■ **Brief**
Each line of the material below should be reproduced exactly.

■ **Records to use**

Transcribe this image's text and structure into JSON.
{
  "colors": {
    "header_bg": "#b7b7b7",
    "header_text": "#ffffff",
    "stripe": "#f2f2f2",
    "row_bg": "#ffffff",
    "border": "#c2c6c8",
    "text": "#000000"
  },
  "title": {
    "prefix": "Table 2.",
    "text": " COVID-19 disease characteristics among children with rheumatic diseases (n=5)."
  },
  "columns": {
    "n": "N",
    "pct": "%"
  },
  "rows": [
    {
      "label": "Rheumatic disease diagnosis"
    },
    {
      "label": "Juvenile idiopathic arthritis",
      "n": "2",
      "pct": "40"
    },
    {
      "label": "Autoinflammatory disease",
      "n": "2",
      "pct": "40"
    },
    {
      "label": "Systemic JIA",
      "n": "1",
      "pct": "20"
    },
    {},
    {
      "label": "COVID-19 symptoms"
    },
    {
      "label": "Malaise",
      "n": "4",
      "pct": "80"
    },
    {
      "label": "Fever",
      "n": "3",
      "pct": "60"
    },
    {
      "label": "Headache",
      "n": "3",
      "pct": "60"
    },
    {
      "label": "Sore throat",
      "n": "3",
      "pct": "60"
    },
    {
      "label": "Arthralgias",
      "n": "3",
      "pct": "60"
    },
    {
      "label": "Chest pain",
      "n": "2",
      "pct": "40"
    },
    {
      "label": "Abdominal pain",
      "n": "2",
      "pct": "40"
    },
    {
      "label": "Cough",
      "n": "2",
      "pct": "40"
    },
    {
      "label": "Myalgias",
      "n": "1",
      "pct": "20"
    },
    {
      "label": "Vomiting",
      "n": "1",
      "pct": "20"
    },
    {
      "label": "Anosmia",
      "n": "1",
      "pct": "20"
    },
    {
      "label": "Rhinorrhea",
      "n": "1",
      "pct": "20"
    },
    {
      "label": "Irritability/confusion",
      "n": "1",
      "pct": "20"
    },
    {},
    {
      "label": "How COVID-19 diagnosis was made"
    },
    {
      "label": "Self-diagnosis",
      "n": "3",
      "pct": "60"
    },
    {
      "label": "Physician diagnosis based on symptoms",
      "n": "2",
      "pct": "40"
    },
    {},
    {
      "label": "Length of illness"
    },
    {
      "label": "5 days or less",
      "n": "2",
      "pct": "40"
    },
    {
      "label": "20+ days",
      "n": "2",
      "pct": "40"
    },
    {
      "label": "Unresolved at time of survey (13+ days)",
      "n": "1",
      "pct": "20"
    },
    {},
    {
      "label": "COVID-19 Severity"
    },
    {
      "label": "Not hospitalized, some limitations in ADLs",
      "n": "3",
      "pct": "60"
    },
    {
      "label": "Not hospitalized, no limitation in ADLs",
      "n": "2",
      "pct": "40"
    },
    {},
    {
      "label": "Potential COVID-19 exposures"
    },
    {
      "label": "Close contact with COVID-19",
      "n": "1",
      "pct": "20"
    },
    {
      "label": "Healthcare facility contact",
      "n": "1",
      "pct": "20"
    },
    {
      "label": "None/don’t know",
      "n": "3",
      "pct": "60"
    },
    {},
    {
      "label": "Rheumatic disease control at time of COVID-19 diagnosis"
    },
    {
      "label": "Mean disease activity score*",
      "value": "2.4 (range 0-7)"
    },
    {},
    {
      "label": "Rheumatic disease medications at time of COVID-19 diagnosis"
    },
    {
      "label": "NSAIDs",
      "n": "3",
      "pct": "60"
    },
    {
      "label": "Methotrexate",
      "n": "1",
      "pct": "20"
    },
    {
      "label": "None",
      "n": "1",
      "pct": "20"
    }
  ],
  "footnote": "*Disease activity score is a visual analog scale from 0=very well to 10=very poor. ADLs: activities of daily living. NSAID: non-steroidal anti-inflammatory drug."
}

■ **Full response**
Transcribe this image's text and structure into JSON.
{
  "colors": {
    "header_bg": "#b7b7b7",
    "header_text": "#ffffff",
    "stripe": "#f2f2f2",
    "row_bg": "#ffffff",
    "border": "#c2c6c8",
    "text": "#000000"
  },
  "title": {
    "prefix": "Table 2.",
    "text": " COVID-19 disease characteristics among children with rheumatic diseases (n=5)."
  },
  "columns": {
    "n": "N",
    "pct": "%"
  },
  "rows": [
    {
      "label": "Rheumatic disease diagnosis"
    },
    {
      "label": "Juvenile idiopathic arthritis",
      "n": "2",
      "pct": "40"
    },
    {
      "label": "Autoinflammatory disease",
      "n": "2",
      "pct": "40"
    },
    {
      "label": "Systemic JIA",
      "n": "1",
      "pct": "20"
    },
    {},
    {
      "label": "COVID-19 symptoms"
    },
    {
      "label": "Malaise",
      "n": "4",
      "pct": "80"
    },
    {
      "label": "Fever",
      "n": "3",
      "pct": "60"
    },
    {
      "label": "Headache",
      "n": "3",
      "pct": "60"
    },
    {
      "label": "Sore throat",
      "n": "3",
      "pct": "60"
    },
    {
      "label": "Arthralgias",
      "n": "3",
      "pct": "60"
    },
    {
      "label": "Chest pain",
      "n": "2",
      "pct": "40"
    },
    {
      "label": "Abdominal pain",
      "n": "2",
      "pct": "40"
    },
    {
      "label": "Cough",
      "n": "2",
      "pct": "40"
    },
    {
      "label": "Myalgias",
      "n": "1",
      "pct": "20"
    },
    {
      "label": "Vomiting",
      "n": "1",
      "pct": "20"
    },
    {
      "label": "Anosmia",
      "n": "1",
      "pct": "20"
    },
    {
      "label": "Rhinorrhea",
      "n": "1",
      "pct": "20"
    },
    {
      "label": "Irritability/confusion",
      "n": "1",
      "pct": "20"
    },
    {},
    {
      "label": "How COVID-19 diagnosis was made"
    },
    {
      "label": "Self-diagnosis",
      "n": "3",
      "pct": "60"
    },
    {
      "label": "Physician diagnosis based on symptoms",
      "n": "2",
      "pct": "40"
    },
    {},
    {
      "label": "Length of illness"
    },
    {
      "label": "5 days or less",
      "n": "2",
      "pct": "40"
    },
    {
      "label": "20+ days",
      "n": "2",
      "pct": "40"
    },
    {
      "label": "Unresolved at time of survey (13+ days)",
      "n": "1",
      "pct": "20"
    },
    {},
    {
      "label": "COVID-19 Severity"
    },
    {
      "label": "Not hospitalized, some limitations in ADLs",
      "n": "3",
      "pct": "60"
    },
    {
      "label": "Not hospitalized, no limitation in ADLs",
      "n": "2",
      "pct": "40"
    },
    {},
    {
      "label": "Potential COVID-19 exposures"
    },
    {
      "label": "Close contact with COVID-19",
      "n": "1",
      "pct": "20"
    },
    {
      "label": "Healthcare facility contact",
      "n": "1",
      "pct": "20"
    },
    {
      "label": "None/don’t know",
      "n": "3",
      "pct": "60"
    },
    {},
    {
      "label": "Rheumatic disease control at time of COVID-19 diagnosis"
    },
    {
      "label": "Mean disease activity score*",
      "value": "2.4 (range 0-7)"
    },
    {},
    {
      "label": "Rheumatic disease medications at time of COVID-19 diagnosis"
    },
    {
      "label": "NSAIDs",
      "n": "3",
      "pct": "60"
    },
    {
      "label": "Methotrexate",
      "n": "1",
      "pct": "20"
    },
    {
      "label": "None",
      "n": "1",
      "pct": "20"
    }
  ],
  "footnote": "*Disease activity score is a visual analog scale from 0=very well to 10=very poor. ADLs: activities of daily living. NSAID: non-steroidal anti-inflammatory drug."
}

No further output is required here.